_Problem statement_
Begin at the line containing "Extract the structured" and give again every line to the end of the records, exactly, without the pictures.
#### Given information ####
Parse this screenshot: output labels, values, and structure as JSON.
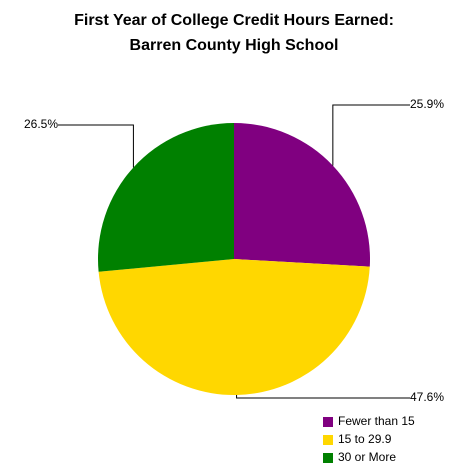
{
  "chart_data": {
    "type": "pie",
    "title": [
      "First Year of College Credit Hours Earned:",
      "Barren County High School"
    ],
    "categories": [
      "Fewer than 15",
      "15 to 29.9",
      "30 or More"
    ],
    "values": [
      25.9,
      47.6,
      26.5
    ],
    "value_labels": [
      "25.9%",
      "47.6%",
      "26.5%"
    ],
    "colors": [
      "#800080",
      "#ffd700",
      "#008000"
    ],
    "legend": "bottom-right"
  }
}
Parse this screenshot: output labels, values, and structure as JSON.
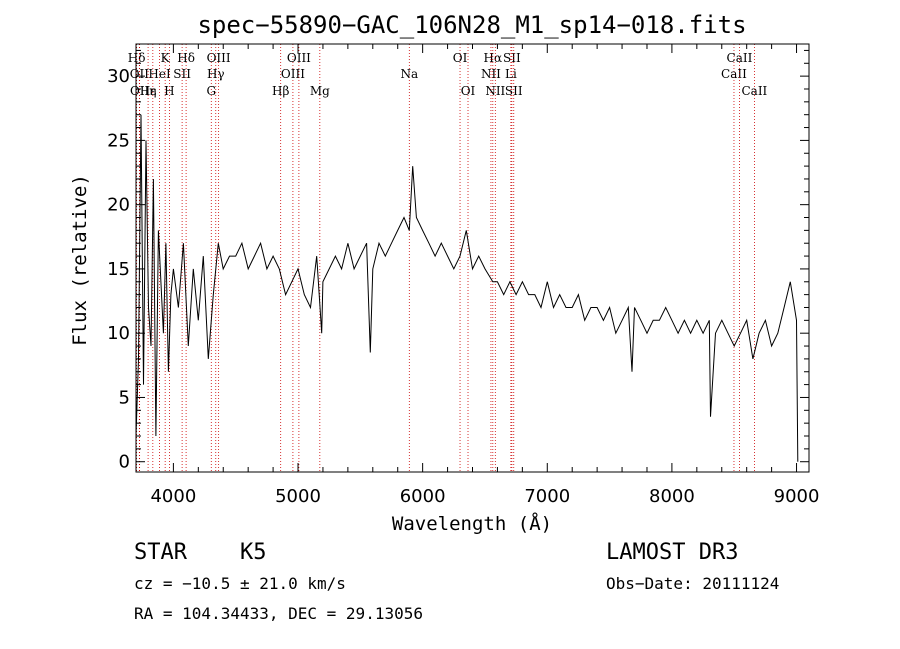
{
  "chart_data": {
    "type": "line",
    "title": "spec−55890−GAC_106N28_M1_sp14−018.fits",
    "xlabel": "Wavelength (Å)",
    "ylabel": "Flux (relative)",
    "xlim": [
      3700,
      9100
    ],
    "ylim": [
      -0.8,
      32.5
    ],
    "x_ticks": [
      4000,
      5000,
      6000,
      7000,
      8000,
      9000
    ],
    "y_ticks": [
      0,
      5,
      10,
      15,
      20,
      25,
      30
    ],
    "series": [
      {
        "name": "flux",
        "x": [
          3700,
          3720,
          3740,
          3760,
          3780,
          3800,
          3820,
          3840,
          3860,
          3880,
          3900,
          3920,
          3940,
          3960,
          3980,
          4000,
          4040,
          4080,
          4120,
          4160,
          4200,
          4240,
          4280,
          4320,
          4360,
          4400,
          4450,
          4500,
          4550,
          4600,
          4650,
          4700,
          4750,
          4800,
          4850,
          4900,
          4950,
          5000,
          5050,
          5100,
          5150,
          5190,
          5200,
          5250,
          5300,
          5350,
          5400,
          5450,
          5500,
          5550,
          5580,
          5600,
          5650,
          5700,
          5750,
          5800,
          5850,
          5893,
          5920,
          5950,
          6000,
          6050,
          6100,
          6150,
          6200,
          6250,
          6300,
          6350,
          6400,
          6450,
          6500,
          6563,
          6600,
          6650,
          6700,
          6750,
          6800,
          6850,
          6900,
          6950,
          7000,
          7050,
          7100,
          7150,
          7200,
          7250,
          7300,
          7350,
          7400,
          7450,
          7500,
          7550,
          7600,
          7650,
          7680,
          7700,
          7750,
          7800,
          7850,
          7900,
          7950,
          8000,
          8050,
          8100,
          8150,
          8200,
          8250,
          8300,
          8310,
          8350,
          8400,
          8450,
          8500,
          8550,
          8600,
          8650,
          8700,
          8750,
          8800,
          8850,
          8900,
          8950,
          9000,
          9010
        ],
        "values": [
          2,
          8,
          27,
          6,
          25,
          12,
          9,
          22,
          2,
          18,
          14,
          10,
          17,
          7,
          13,
          15,
          12,
          17,
          9,
          15,
          11,
          16,
          8,
          13,
          17,
          15,
          16,
          16,
          17,
          15,
          16,
          17,
          15,
          16,
          15,
          13,
          14,
          15,
          13,
          12,
          16,
          10,
          14,
          15,
          16,
          15,
          17,
          15,
          16,
          17,
          8.5,
          15,
          17,
          16,
          17,
          18,
          19,
          18,
          23,
          19,
          18,
          17,
          16,
          17,
          16,
          15,
          16,
          18,
          15,
          16,
          15,
          14,
          14,
          13,
          14,
          13,
          14,
          13,
          13,
          12,
          14,
          12,
          13,
          12,
          12,
          13,
          11,
          12,
          12,
          11,
          12,
          10,
          11,
          12,
          7,
          12,
          11,
          10,
          11,
          11,
          12,
          11,
          10,
          11,
          10,
          11,
          10,
          11,
          3.5,
          10,
          11,
          10,
          9,
          10,
          11,
          8,
          10,
          11,
          9,
          10,
          12,
          14,
          11,
          0
        ]
      }
    ],
    "lines": [
      {
        "label": "Hδ",
        "x": 3705,
        "row": 1
      },
      {
        "label": "OII",
        "x": 3727,
        "row": 2
      },
      {
        "label": "OII",
        "x": 3729,
        "row": 3
      },
      {
        "label": "Hε",
        "x": 3797,
        "row": 3
      },
      {
        "label": "HeI",
        "x": 3889,
        "row": 2
      },
      {
        "label": "K",
        "x": 3934,
        "row": 1
      },
      {
        "label": "η",
        "x": 3835,
        "row": 3
      },
      {
        "label": "H",
        "x": 3968,
        "row": 3
      },
      {
        "label": "SII",
        "x": 4070,
        "row": 2
      },
      {
        "label": "Hδ",
        "x": 4102,
        "row": 1
      },
      {
        "label": "OIII",
        "x": 4363,
        "row": 1
      },
      {
        "label": "Hγ",
        "x": 4340,
        "row": 2
      },
      {
        "label": "G",
        "x": 4304,
        "row": 3
      },
      {
        "label": "Hβ",
        "x": 4861,
        "row": 3
      },
      {
        "label": "OIII",
        "x": 4959,
        "row": 2
      },
      {
        "label": "OIII",
        "x": 5007,
        "row": 1
      },
      {
        "label": "Mg",
        "x": 5175,
        "row": 3
      },
      {
        "label": "Na",
        "x": 5893,
        "row": 2
      },
      {
        "label": "OI",
        "x": 6300,
        "row": 1
      },
      {
        "label": "OI",
        "x": 6364,
        "row": 3
      },
      {
        "label": "Hα",
        "x": 6563,
        "row": 1
      },
      {
        "label": "NII",
        "x": 6548,
        "row": 2
      },
      {
        "label": "NII",
        "x": 6583,
        "row": 3
      },
      {
        "label": "SII",
        "x": 6716,
        "row": 1
      },
      {
        "label": "Li",
        "x": 6708,
        "row": 2
      },
      {
        "label": "SII",
        "x": 6731,
        "row": 3
      },
      {
        "label": "CaII",
        "x": 8498,
        "row": 2
      },
      {
        "label": "CaII",
        "x": 8542,
        "row": 1
      },
      {
        "label": "CaII",
        "x": 8662,
        "row": 3
      }
    ]
  },
  "info": {
    "class": "STAR",
    "subclass": "K5",
    "survey": "LAMOST DR3",
    "cz": "cz = −10.5 ± 21.0 km/s",
    "obs_date": "Obs−Date: 20111124",
    "coords": "RA = 104.34433, DEC =  29.13056"
  },
  "colors": {
    "axis": "#000000",
    "line_marker": "#cc0000"
  }
}
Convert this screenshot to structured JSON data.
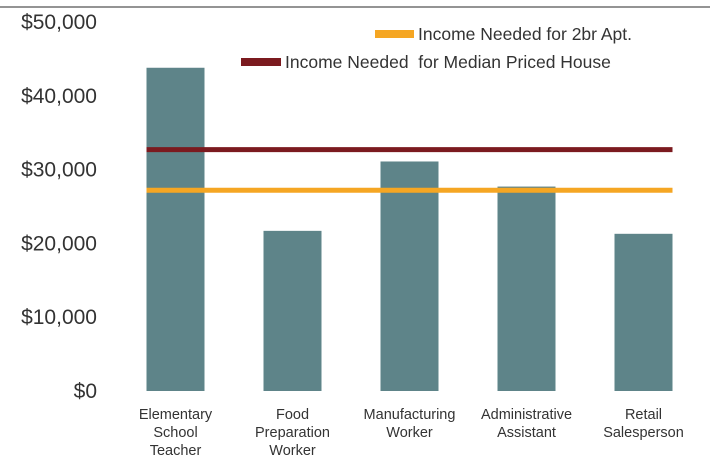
{
  "chart_data": {
    "type": "bar",
    "categories": [
      [
        "Elementary",
        "School",
        "Teacher"
      ],
      [
        "Food",
        "Preparation",
        "Worker"
      ],
      [
        "Manufacturing",
        "Worker"
      ],
      [
        "Administrative",
        "Assistant"
      ],
      [
        "Retail",
        "Salesperson"
      ]
    ],
    "values": [
      43800,
      21700,
      31100,
      27700,
      21300
    ],
    "ylim": [
      0,
      50000
    ],
    "yticks": [
      0,
      10000,
      20000,
      30000,
      40000,
      50000
    ],
    "ytick_labels": [
      "$0",
      "$10,000",
      "$20,000",
      "$30,000",
      "$40,000",
      "$50,000"
    ],
    "reference_lines": [
      {
        "name": "Income Needed for 2br Apt.",
        "value": 27200,
        "color": "#f5a623"
      },
      {
        "name": "Income Needed  for Median Priced House",
        "value": 32700,
        "color": "#7b1a1f"
      }
    ],
    "bar_color": "#5e8489",
    "grid": false,
    "legend_position": "top-right"
  }
}
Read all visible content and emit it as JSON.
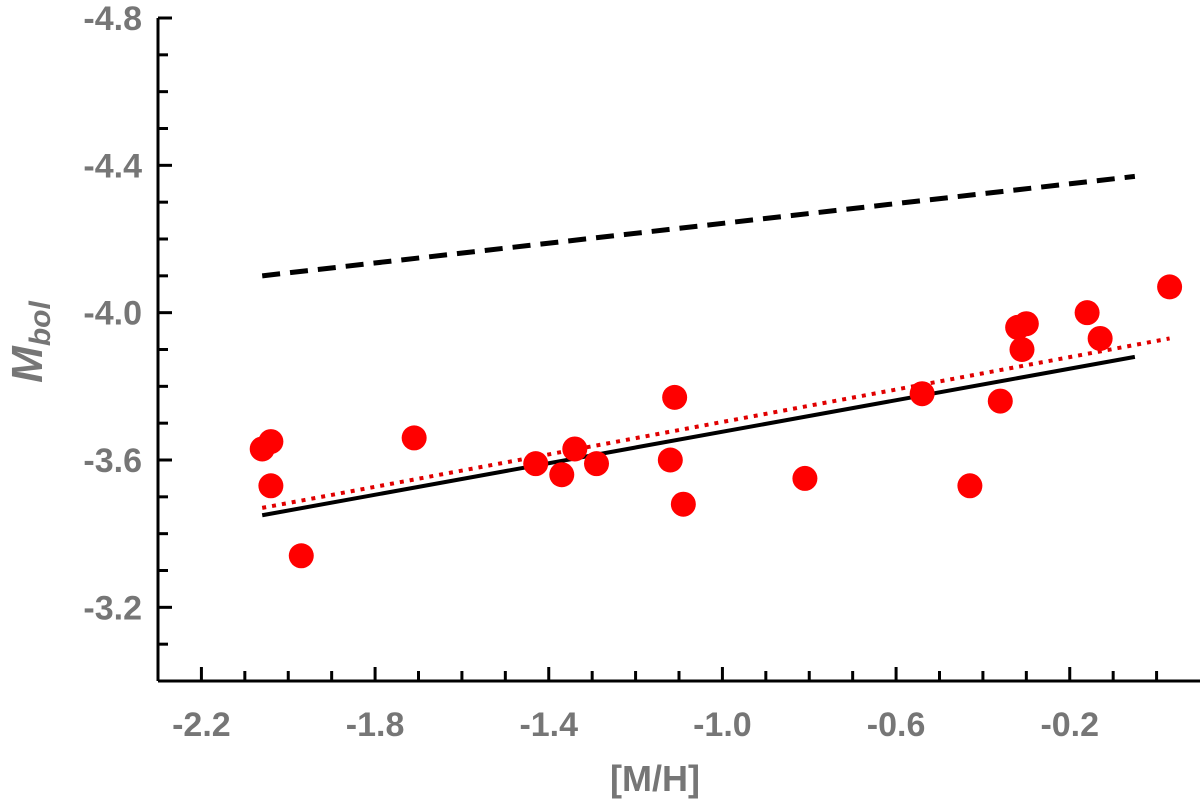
{
  "chart_data": {
    "type": "scatter",
    "xlabel": "[M/H]",
    "ylabel": {
      "main": "M",
      "sub": "bol"
    },
    "xlim": [
      -2.3,
      0.1
    ],
    "ylim": [
      -3.0,
      -4.8
    ],
    "y_inverted": true,
    "x_ticks": [
      -2.2,
      -1.8,
      -1.4,
      -1.0,
      -0.6,
      -0.2
    ],
    "x_tick_labels": [
      "-2.2",
      "-1.8",
      "-1.4",
      "-1.0",
      "-0.6",
      "-0.2"
    ],
    "x_minor_step": 0.1,
    "y_ticks": [
      -3.2,
      -3.6,
      -4.0,
      -4.4,
      -4.8
    ],
    "y_tick_labels": [
      "-3.2",
      "-3.6",
      "-4.0",
      "-4.4",
      "-4.8"
    ],
    "y_minor_step": 0.1,
    "grid": false,
    "colors": {
      "points": "#ff0000",
      "solid": "#000000",
      "dashed": "#000000",
      "dotted": "#e00000",
      "axis_text": "#767676"
    },
    "points": {
      "x": [
        -2.06,
        -2.04,
        -2.04,
        -1.97,
        -1.71,
        -1.43,
        -1.37,
        -1.34,
        -1.29,
        -1.12,
        -1.11,
        -1.09,
        -0.81,
        -0.54,
        -0.43,
        -0.36,
        -0.32,
        -0.31,
        -0.3,
        -0.16,
        -0.13,
        0.03
      ],
      "y": [
        -3.63,
        -3.65,
        -3.53,
        -3.34,
        -3.66,
        -3.59,
        -3.56,
        -3.63,
        -3.59,
        -3.6,
        -3.77,
        -3.48,
        -3.55,
        -3.78,
        -3.53,
        -3.76,
        -3.96,
        -3.9,
        -3.97,
        -4.0,
        -3.93,
        -4.07
      ]
    },
    "lines": [
      {
        "style": "solid",
        "x": [
          -2.06,
          -0.05
        ],
        "y": [
          -3.45,
          -3.88
        ]
      },
      {
        "style": "dotted",
        "x": [
          -2.06,
          0.03
        ],
        "y": [
          -3.47,
          -3.93
        ]
      },
      {
        "style": "dashed",
        "x": [
          -2.06,
          -0.05
        ],
        "y": [
          -4.1,
          -4.37
        ]
      }
    ]
  }
}
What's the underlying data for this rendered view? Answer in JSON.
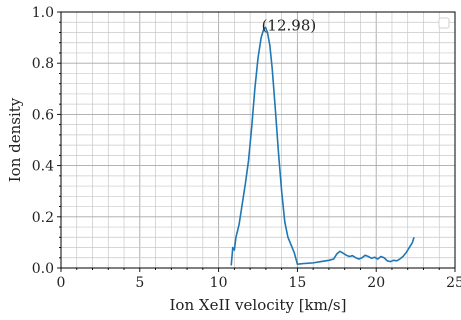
{
  "chart_data": {
    "type": "line",
    "title": "",
    "xlabel": "Ion XeII velocity [km/s]",
    "ylabel": "Ion density",
    "xlim": [
      0,
      25
    ],
    "ylim": [
      0,
      1.0
    ],
    "x_ticks": [
      "0",
      "5",
      "10",
      "15",
      "20",
      "25"
    ],
    "y_ticks": [
      "0.0",
      "0.2",
      "0.4",
      "0.6",
      "0.8",
      "1.0"
    ],
    "grid": true,
    "minor_ticks": true,
    "legend": "top-right, empty",
    "series": [
      {
        "color": "#1f77b4",
        "x": [
          10.8,
          10.9,
          11.0,
          11.1,
          11.3,
          11.5,
          11.7,
          11.9,
          12.1,
          12.3,
          12.5,
          12.7,
          12.85,
          12.98,
          13.1,
          13.25,
          13.4,
          13.6,
          13.8,
          14.0,
          14.2,
          14.4,
          14.6,
          14.8,
          15.0,
          15.5,
          16.0,
          16.5,
          17.0,
          17.3,
          17.5,
          17.7,
          17.9,
          18.1,
          18.3,
          18.5,
          18.7,
          18.9,
          19.1,
          19.3,
          19.5,
          19.7,
          19.9,
          20.1,
          20.3,
          20.5,
          20.7,
          20.9,
          21.1,
          21.3,
          21.5,
          21.7,
          21.9,
          22.1,
          22.3,
          22.4
        ],
        "y": [
          0.01,
          0.08,
          0.07,
          0.12,
          0.17,
          0.25,
          0.33,
          0.42,
          0.55,
          0.7,
          0.82,
          0.9,
          0.93,
          0.94,
          0.92,
          0.87,
          0.78,
          0.62,
          0.45,
          0.3,
          0.18,
          0.12,
          0.09,
          0.06,
          0.015,
          0.018,
          0.02,
          0.025,
          0.03,
          0.035,
          0.055,
          0.065,
          0.058,
          0.05,
          0.045,
          0.048,
          0.04,
          0.035,
          0.04,
          0.05,
          0.045,
          0.038,
          0.042,
          0.035,
          0.045,
          0.04,
          0.028,
          0.025,
          0.03,
          0.028,
          0.035,
          0.045,
          0.06,
          0.08,
          0.1,
          0.12
        ]
      }
    ],
    "annotations": [
      {
        "x": 12.98,
        "y": 0.94,
        "text": "(12.98)"
      }
    ]
  }
}
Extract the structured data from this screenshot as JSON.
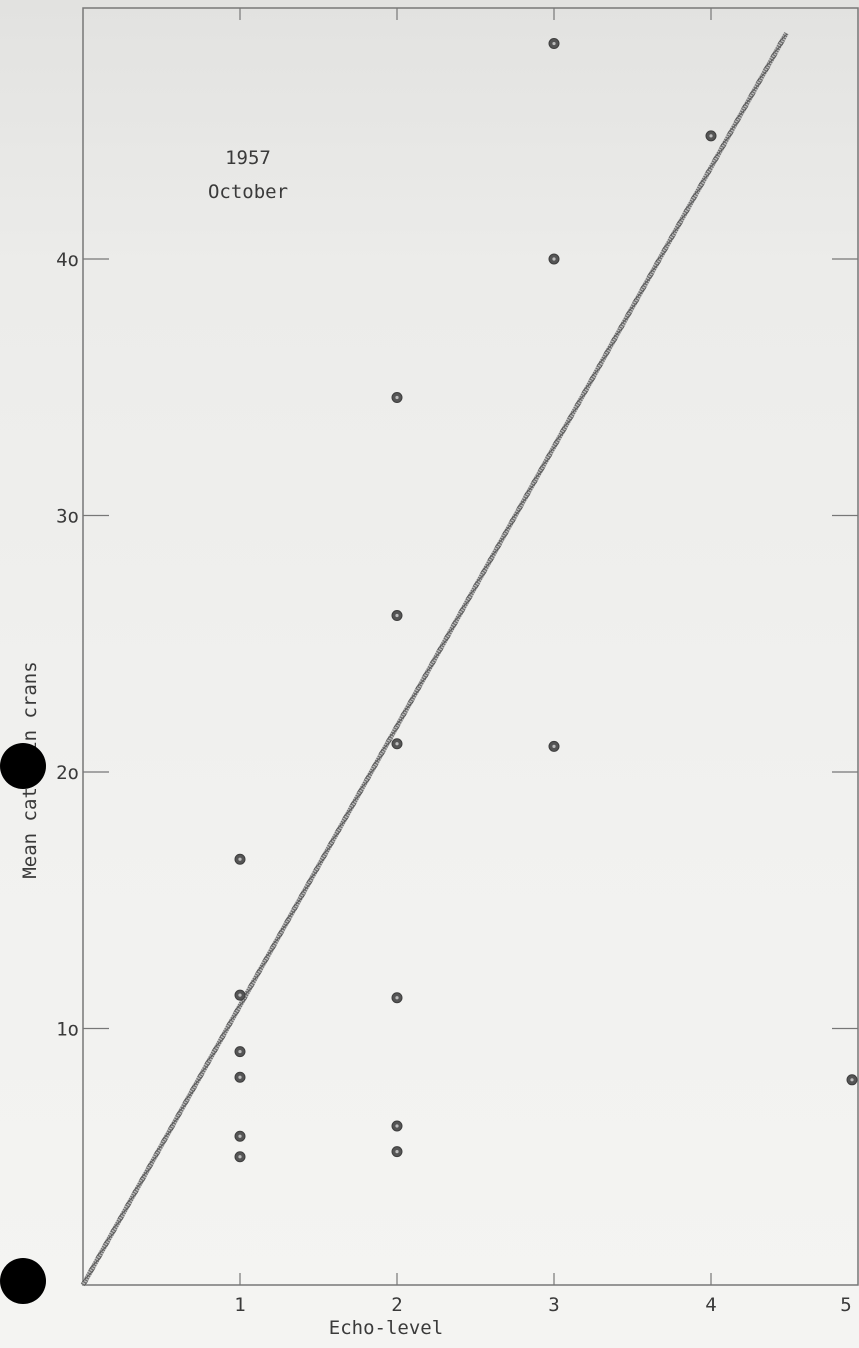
{
  "chart_data": {
    "type": "scatter",
    "title": "",
    "annotation": [
      "1957",
      "October"
    ],
    "xlabel": "Echo-level",
    "ylabel": "Mean catch in crans",
    "xlim": [
      0,
      5
    ],
    "ylim": [
      0,
      50
    ],
    "x_ticks": [
      "1",
      "2",
      "3",
      "4",
      "5"
    ],
    "y_ticks": [
      "1o",
      "2o",
      "3o",
      "4o"
    ],
    "grid": false,
    "points": [
      {
        "x": 1,
        "y": 16.6
      },
      {
        "x": 1,
        "y": 11.3
      },
      {
        "x": 1,
        "y": 9.1
      },
      {
        "x": 1,
        "y": 8.1
      },
      {
        "x": 1,
        "y": 5.8
      },
      {
        "x": 1,
        "y": 5.0
      },
      {
        "x": 2,
        "y": 34.6
      },
      {
        "x": 2,
        "y": 26.1
      },
      {
        "x": 2,
        "y": 21.1
      },
      {
        "x": 2,
        "y": 11.2
      },
      {
        "x": 2,
        "y": 6.2
      },
      {
        "x": 2,
        "y": 5.2
      },
      {
        "x": 3,
        "y": 48.4
      },
      {
        "x": 3,
        "y": 40.0
      },
      {
        "x": 3,
        "y": 21.0
      },
      {
        "x": 4,
        "y": 44.8
      },
      {
        "x": 5,
        "y": 8.0
      }
    ],
    "fit_line": {
      "x": [
        0,
        4.48
      ],
      "y": [
        0,
        48.8
      ]
    },
    "point_color": "#555555",
    "line_color": "#6a6a6a",
    "axis_color": "#777777"
  }
}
####
_Finished answer_
Extract the structured data from this screenshot as JSON.
{
  "chart_data": {
    "type": "scatter",
    "title": "",
    "annotation": [
      "1957",
      "October"
    ],
    "xlabel": "Echo-level",
    "ylabel": "Mean catch in crans",
    "xlim": [
      0,
      5
    ],
    "ylim": [
      0,
      50
    ],
    "x_ticks": [
      "1",
      "2",
      "3",
      "4",
      "5"
    ],
    "y_ticks": [
      "1o",
      "2o",
      "3o",
      "4o"
    ],
    "grid": false,
    "points": [
      {
        "x": 1,
        "y": 16.6
      },
      {
        "x": 1,
        "y": 11.3
      },
      {
        "x": 1,
        "y": 9.1
      },
      {
        "x": 1,
        "y": 8.1
      },
      {
        "x": 1,
        "y": 5.8
      },
      {
        "x": 1,
        "y": 5.0
      },
      {
        "x": 2,
        "y": 34.6
      },
      {
        "x": 2,
        "y": 26.1
      },
      {
        "x": 2,
        "y": 21.1
      },
      {
        "x": 2,
        "y": 11.2
      },
      {
        "x": 2,
        "y": 6.2
      },
      {
        "x": 2,
        "y": 5.2
      },
      {
        "x": 3,
        "y": 48.4
      },
      {
        "x": 3,
        "y": 40.0
      },
      {
        "x": 3,
        "y": 21.0
      },
      {
        "x": 4,
        "y": 44.8
      },
      {
        "x": 5,
        "y": 8.0
      }
    ],
    "fit_line": {
      "x": [
        0,
        4.48
      ],
      "y": [
        0,
        48.8
      ]
    },
    "point_color": "#555555",
    "line_color": "#6a6a6a",
    "axis_color": "#777777"
  }
}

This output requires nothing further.